What to do
Select from the data all lines with the word "清凉夏日".
start Data lines
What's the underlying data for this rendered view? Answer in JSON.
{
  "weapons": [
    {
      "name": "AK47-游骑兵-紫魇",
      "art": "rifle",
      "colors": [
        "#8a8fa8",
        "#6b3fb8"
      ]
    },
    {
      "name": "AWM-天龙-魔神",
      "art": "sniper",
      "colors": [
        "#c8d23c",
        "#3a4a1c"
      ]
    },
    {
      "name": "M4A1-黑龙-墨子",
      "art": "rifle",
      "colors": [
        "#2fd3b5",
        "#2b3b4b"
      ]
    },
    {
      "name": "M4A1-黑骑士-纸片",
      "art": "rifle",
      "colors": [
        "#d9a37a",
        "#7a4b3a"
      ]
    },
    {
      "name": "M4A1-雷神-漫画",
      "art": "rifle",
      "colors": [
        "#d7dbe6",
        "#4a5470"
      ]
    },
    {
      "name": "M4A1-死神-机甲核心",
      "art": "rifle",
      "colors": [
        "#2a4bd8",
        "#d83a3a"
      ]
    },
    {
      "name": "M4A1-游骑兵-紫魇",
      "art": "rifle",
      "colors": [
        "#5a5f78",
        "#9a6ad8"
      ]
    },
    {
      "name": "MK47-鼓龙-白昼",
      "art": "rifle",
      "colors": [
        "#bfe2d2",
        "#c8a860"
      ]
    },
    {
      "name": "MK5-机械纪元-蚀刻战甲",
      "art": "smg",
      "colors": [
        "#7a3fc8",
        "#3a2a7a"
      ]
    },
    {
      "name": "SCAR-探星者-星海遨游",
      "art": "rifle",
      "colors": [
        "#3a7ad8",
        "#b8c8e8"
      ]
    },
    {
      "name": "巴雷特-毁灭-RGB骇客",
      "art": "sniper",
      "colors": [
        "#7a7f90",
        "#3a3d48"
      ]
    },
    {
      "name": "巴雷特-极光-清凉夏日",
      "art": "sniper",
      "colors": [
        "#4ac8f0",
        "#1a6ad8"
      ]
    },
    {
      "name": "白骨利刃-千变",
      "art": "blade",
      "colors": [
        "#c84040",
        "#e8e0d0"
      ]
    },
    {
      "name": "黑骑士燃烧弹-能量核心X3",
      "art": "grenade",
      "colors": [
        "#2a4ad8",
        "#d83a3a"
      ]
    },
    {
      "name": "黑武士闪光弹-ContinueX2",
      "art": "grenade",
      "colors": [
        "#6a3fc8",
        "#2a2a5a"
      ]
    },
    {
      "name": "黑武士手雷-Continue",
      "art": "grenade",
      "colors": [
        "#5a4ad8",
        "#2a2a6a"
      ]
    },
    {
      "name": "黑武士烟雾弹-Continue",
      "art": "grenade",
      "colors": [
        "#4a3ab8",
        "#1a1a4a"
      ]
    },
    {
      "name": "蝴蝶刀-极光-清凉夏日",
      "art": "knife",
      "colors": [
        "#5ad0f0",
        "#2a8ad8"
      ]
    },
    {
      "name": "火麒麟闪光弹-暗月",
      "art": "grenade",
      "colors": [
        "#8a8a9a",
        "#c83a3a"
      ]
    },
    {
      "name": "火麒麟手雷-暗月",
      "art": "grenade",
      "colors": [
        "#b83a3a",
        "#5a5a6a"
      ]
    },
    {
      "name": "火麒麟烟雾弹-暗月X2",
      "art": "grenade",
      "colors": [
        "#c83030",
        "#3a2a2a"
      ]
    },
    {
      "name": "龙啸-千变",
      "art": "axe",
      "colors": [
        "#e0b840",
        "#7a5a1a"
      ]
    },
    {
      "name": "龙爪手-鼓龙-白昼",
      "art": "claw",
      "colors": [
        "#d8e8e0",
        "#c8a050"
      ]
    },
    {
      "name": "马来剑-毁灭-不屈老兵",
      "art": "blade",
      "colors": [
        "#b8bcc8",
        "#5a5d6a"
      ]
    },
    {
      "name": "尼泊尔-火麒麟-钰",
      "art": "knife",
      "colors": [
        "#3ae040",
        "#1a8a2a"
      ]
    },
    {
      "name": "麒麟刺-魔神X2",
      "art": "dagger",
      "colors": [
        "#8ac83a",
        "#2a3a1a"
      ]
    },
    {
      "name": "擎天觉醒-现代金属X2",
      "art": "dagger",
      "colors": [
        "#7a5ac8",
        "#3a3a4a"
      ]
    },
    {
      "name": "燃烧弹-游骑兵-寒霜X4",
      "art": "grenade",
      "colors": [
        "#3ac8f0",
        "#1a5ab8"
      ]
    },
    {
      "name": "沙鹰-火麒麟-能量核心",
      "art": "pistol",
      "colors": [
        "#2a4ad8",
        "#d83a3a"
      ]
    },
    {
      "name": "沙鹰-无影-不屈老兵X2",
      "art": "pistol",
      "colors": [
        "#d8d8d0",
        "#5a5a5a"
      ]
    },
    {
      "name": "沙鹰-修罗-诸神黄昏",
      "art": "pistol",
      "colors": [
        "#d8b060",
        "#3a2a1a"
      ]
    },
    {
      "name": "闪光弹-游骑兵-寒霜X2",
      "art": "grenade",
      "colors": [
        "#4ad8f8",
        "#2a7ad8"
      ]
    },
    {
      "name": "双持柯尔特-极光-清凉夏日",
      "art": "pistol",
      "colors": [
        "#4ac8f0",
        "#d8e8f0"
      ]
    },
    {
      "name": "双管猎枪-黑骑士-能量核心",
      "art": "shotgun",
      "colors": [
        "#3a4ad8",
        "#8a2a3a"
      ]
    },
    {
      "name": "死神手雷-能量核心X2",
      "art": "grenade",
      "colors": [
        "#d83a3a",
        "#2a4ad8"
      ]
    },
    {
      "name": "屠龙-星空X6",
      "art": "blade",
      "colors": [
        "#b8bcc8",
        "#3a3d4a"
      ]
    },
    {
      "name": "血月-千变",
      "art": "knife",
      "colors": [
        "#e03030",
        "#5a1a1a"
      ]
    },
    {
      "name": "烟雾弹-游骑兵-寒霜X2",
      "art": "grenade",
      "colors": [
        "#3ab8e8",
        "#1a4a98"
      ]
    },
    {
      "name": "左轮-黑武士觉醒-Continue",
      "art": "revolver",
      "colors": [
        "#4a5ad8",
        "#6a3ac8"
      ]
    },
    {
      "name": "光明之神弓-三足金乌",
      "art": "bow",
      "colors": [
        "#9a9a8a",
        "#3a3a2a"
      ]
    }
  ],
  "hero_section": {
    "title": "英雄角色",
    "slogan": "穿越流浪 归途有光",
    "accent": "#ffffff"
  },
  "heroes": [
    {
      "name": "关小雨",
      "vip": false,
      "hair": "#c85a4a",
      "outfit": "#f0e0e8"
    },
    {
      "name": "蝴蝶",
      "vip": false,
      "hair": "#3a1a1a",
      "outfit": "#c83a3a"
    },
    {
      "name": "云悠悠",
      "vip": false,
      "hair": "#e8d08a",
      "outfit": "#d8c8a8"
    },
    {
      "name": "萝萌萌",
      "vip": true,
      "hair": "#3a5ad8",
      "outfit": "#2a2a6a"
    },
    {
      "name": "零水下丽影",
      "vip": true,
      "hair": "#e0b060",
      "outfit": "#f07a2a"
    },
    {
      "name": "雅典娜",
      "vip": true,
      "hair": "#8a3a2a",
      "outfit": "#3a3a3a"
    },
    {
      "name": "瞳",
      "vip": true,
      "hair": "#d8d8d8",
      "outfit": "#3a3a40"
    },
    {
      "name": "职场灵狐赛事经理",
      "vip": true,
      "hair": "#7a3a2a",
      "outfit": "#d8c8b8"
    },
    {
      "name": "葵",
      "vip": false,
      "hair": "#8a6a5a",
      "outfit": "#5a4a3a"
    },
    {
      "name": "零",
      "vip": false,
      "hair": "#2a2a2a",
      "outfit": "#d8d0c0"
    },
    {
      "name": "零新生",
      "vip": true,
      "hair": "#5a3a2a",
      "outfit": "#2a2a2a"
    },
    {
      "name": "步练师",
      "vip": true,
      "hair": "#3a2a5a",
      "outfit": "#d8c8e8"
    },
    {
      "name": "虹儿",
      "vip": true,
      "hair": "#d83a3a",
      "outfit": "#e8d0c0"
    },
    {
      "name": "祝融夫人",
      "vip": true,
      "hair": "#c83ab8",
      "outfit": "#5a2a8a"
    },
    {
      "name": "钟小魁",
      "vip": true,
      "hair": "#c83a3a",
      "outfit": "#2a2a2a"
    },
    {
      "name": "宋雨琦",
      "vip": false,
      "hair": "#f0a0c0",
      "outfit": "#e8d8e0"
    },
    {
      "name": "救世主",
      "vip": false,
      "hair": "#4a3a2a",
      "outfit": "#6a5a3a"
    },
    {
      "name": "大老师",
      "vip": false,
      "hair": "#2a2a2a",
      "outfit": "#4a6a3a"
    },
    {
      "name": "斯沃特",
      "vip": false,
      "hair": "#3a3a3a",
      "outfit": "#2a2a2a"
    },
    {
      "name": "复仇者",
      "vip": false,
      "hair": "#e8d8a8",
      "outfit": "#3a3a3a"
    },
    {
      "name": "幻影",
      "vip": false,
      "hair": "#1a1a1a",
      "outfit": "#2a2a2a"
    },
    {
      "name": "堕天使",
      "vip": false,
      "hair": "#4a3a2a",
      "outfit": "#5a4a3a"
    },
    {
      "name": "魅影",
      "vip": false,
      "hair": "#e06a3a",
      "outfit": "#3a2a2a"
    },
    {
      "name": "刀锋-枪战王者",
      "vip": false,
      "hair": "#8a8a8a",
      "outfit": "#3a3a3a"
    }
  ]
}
end Data lines
Complete response
      "name": "巴雷特-极光-清凉夏日",
      "name": "蝴蝶刀-极光-清凉夏日",
      "name": "双持柯尔特-极光-清凉夏日",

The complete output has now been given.